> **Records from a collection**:
§ §
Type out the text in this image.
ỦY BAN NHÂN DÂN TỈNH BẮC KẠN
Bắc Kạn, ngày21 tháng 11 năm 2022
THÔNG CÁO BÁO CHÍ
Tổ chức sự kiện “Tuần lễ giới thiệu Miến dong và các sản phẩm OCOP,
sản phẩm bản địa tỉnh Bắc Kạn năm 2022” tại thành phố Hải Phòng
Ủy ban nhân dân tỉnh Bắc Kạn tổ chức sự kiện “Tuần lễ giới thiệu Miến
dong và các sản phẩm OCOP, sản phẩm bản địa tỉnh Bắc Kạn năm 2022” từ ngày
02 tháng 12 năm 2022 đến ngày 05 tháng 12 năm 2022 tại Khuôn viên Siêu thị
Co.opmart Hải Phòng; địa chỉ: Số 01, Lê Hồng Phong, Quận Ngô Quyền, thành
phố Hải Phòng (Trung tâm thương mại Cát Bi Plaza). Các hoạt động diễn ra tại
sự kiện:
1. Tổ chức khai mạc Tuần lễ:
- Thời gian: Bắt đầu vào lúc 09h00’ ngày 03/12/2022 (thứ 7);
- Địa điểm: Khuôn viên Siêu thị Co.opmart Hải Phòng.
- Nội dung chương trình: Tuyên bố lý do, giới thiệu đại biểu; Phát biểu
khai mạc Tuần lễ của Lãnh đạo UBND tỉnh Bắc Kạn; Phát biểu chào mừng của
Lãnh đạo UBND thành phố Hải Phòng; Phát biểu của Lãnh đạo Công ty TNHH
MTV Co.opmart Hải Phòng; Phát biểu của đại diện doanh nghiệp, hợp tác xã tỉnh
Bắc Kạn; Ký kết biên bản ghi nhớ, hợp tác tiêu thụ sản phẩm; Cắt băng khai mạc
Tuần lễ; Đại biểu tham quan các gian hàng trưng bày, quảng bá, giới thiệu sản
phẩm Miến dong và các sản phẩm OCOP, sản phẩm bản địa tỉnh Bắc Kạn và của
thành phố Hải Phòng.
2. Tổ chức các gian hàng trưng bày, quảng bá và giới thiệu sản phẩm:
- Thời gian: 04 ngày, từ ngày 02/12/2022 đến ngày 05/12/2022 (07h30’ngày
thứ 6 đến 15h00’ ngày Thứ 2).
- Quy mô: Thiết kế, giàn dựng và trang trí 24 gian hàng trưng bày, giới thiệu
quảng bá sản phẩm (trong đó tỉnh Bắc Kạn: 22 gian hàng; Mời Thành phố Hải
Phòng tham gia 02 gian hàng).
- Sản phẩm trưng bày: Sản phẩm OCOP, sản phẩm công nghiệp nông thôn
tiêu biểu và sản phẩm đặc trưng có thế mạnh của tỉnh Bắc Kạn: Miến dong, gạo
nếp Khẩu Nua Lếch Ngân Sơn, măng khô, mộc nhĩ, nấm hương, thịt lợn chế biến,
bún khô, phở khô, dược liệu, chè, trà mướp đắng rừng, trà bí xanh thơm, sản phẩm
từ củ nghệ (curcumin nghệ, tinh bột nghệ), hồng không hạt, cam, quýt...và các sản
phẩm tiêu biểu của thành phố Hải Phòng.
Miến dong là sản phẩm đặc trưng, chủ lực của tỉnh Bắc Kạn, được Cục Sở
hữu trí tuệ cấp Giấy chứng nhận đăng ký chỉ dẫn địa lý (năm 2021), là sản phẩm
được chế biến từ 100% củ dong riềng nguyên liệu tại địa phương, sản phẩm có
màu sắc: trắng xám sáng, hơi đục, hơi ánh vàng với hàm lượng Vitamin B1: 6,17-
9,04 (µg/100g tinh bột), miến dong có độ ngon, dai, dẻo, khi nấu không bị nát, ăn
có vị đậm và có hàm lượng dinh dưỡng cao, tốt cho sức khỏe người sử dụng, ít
§ §
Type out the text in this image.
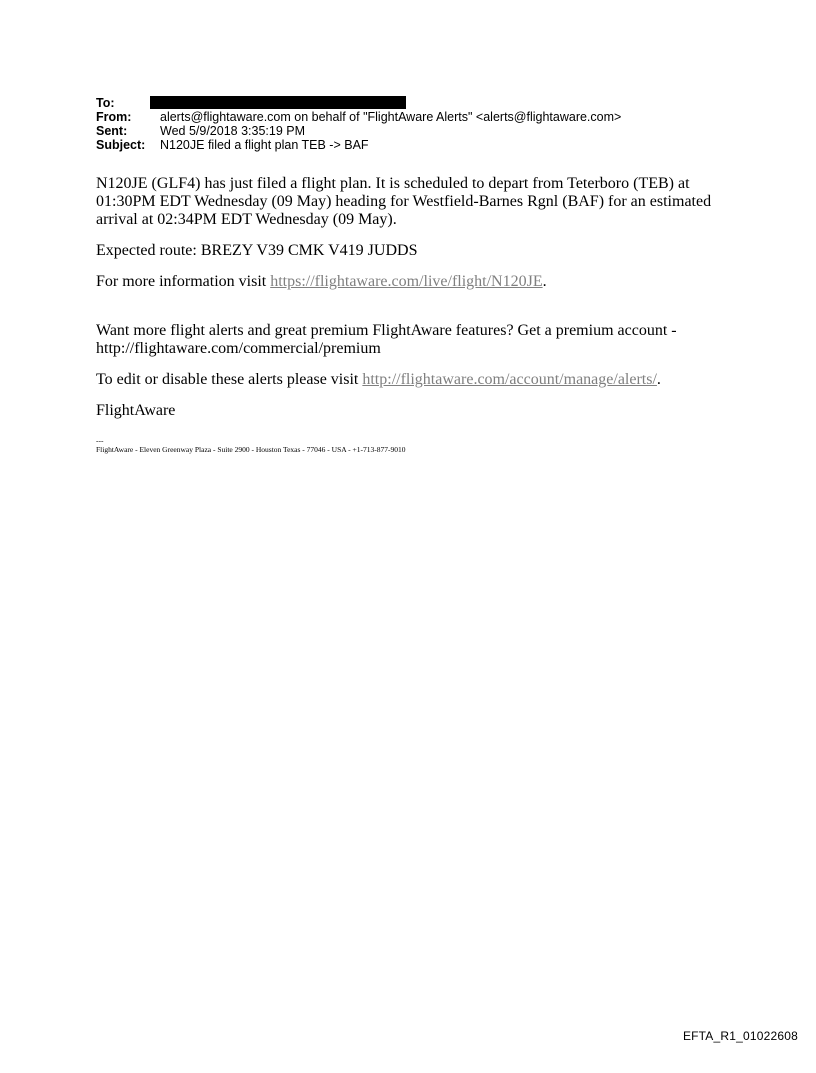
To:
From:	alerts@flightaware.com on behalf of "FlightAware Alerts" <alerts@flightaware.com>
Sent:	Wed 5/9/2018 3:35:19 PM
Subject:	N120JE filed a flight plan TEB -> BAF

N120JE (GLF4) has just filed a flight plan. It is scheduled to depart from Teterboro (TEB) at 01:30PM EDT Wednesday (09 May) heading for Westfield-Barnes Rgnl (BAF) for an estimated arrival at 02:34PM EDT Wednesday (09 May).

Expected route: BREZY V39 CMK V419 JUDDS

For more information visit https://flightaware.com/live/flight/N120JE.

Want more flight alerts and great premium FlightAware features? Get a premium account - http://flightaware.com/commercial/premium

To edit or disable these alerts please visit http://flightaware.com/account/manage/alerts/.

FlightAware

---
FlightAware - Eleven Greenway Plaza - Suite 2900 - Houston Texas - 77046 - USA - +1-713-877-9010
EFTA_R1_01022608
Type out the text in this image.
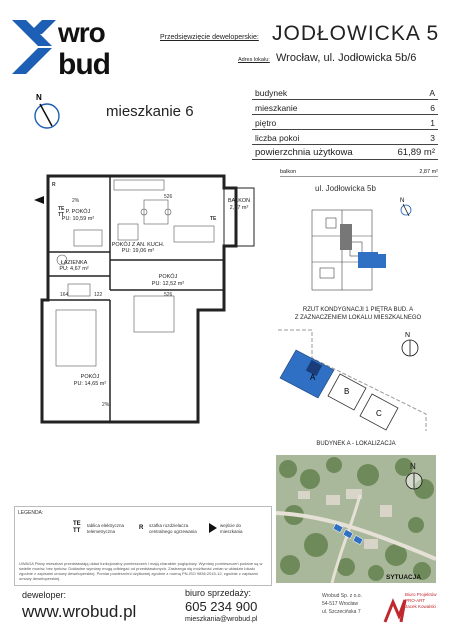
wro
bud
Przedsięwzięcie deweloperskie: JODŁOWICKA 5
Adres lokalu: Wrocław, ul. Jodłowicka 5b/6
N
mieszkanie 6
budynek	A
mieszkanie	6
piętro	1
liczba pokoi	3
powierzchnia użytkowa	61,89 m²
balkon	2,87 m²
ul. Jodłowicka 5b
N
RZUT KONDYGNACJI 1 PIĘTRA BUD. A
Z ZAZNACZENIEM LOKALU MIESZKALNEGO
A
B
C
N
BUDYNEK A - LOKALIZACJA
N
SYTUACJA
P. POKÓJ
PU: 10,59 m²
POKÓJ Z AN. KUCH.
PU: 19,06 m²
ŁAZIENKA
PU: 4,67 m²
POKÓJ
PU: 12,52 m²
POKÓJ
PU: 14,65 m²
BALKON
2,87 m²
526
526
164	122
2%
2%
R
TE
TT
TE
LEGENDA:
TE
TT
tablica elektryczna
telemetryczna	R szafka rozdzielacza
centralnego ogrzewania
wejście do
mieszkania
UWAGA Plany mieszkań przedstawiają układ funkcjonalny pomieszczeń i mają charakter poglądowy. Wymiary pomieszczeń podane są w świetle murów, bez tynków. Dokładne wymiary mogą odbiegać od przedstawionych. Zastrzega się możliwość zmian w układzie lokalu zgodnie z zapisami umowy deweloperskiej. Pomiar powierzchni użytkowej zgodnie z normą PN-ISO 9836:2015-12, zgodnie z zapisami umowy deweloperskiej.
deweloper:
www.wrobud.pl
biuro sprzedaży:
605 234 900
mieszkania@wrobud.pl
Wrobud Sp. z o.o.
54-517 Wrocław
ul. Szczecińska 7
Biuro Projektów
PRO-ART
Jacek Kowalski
§ §
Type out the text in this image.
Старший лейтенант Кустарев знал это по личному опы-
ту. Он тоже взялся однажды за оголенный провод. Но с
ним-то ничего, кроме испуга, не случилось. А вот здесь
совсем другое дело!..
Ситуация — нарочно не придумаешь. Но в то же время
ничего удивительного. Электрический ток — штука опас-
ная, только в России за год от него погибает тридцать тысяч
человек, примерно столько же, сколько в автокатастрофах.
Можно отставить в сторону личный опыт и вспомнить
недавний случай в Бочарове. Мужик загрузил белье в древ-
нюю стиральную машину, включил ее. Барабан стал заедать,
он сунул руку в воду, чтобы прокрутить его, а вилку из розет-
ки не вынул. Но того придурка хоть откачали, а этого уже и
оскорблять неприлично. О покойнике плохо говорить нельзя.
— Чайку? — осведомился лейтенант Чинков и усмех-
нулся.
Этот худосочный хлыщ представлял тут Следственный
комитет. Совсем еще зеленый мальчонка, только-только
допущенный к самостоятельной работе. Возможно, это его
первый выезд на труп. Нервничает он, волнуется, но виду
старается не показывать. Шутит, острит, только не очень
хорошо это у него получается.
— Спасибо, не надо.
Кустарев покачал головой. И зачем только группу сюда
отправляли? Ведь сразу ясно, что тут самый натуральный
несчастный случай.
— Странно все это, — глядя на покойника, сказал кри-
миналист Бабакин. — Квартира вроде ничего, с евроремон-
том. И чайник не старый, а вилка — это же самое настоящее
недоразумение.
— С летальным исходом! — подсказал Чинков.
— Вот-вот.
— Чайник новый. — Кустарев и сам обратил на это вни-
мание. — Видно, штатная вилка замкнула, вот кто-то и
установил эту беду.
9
§ §
Identify the lines above that contain the word "Tuần", then copy them.

> **Right answer**:
Tổ chức sự kiện “Tuần lễ giới thiệu Miến dong và các sản phẩm OCOP,
Ủy ban nhân dân tỉnh Bắc Kạn tổ chức sự kiện “Tuần lễ giới thiệu Miến
1. Tổ chức khai mạc Tuần lễ:
khai mạc Tuần lễ của Lãnh đạo UBND tỉnh Bắc Kạn; Phát biểu chào mừng của
Tuần lễ; Đại biểu tham quan các gian hàng trưng bày, quảng bá, giới thiệu sản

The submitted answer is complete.